[Exercise goal] Scan the material for the word "ffffff", and copy each line where it shows up.
------------------------------------------------
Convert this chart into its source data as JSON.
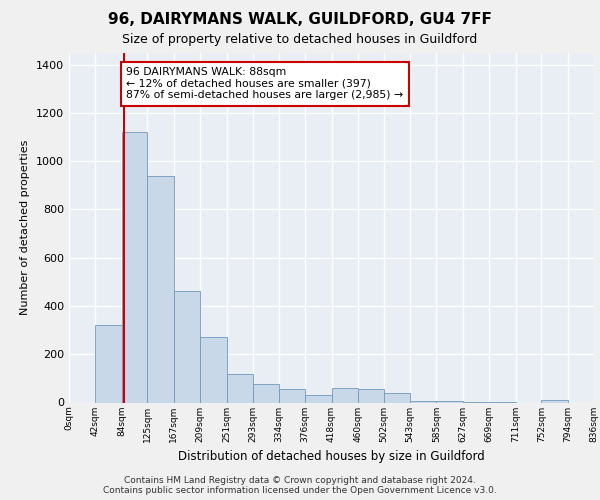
{
  "title1": "96, DAIRYMANS WALK, GUILDFORD, GU4 7FF",
  "title2": "Size of property relative to detached houses in Guildford",
  "xlabel": "Distribution of detached houses by size in Guildford",
  "ylabel": "Number of detached properties",
  "bins": [
    0,
    42,
    84,
    125,
    167,
    209,
    251,
    293,
    334,
    376,
    418,
    460,
    502,
    543,
    585,
    627,
    669,
    711,
    752,
    794,
    836
  ],
  "counts": [
    0,
    320,
    1120,
    940,
    460,
    270,
    120,
    75,
    55,
    30,
    60,
    55,
    40,
    8,
    5,
    3,
    2,
    0,
    10,
    0,
    0
  ],
  "bar_color": "#c8d8e8",
  "bar_edge_color": "#7099bb",
  "property_line_x": 88,
  "property_line_color": "#cc0000",
  "annotation_text": "96 DAIRYMANS WALK: 88sqm\n← 12% of detached houses are smaller (397)\n87% of semi-detached houses are larger (2,985) →",
  "annotation_box_color": "#ffffff",
  "annotation_box_edge": "#cc0000",
  "ylim": [
    0,
    1450
  ],
  "yticks": [
    0,
    200,
    400,
    600,
    800,
    1000,
    1200,
    1400
  ],
  "footnote1": "Contains HM Land Registry data © Crown copyright and database right 2024.",
  "footnote2": "Contains public sector information licensed under the Open Government Licence v3.0.",
  "background_color": "#e8eef4",
  "grid_color": "#ffffff",
  "fig_background": "#f0f0f0",
  "tick_labels": [
    "0sqm",
    "42sqm",
    "84sqm",
    "125sqm",
    "167sqm",
    "209sqm",
    "251sqm",
    "293sqm",
    "334sqm",
    "376sqm",
    "418sqm",
    "460sqm",
    "502sqm",
    "543sqm",
    "585sqm",
    "627sqm",
    "669sqm",
    "711sqm",
    "752sqm",
    "794sqm",
    "836sqm"
  ]
}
------------------------------------------------
[Finished task]
  "annotation_box_color": "#ffffff",
  "grid_color": "#ffffff",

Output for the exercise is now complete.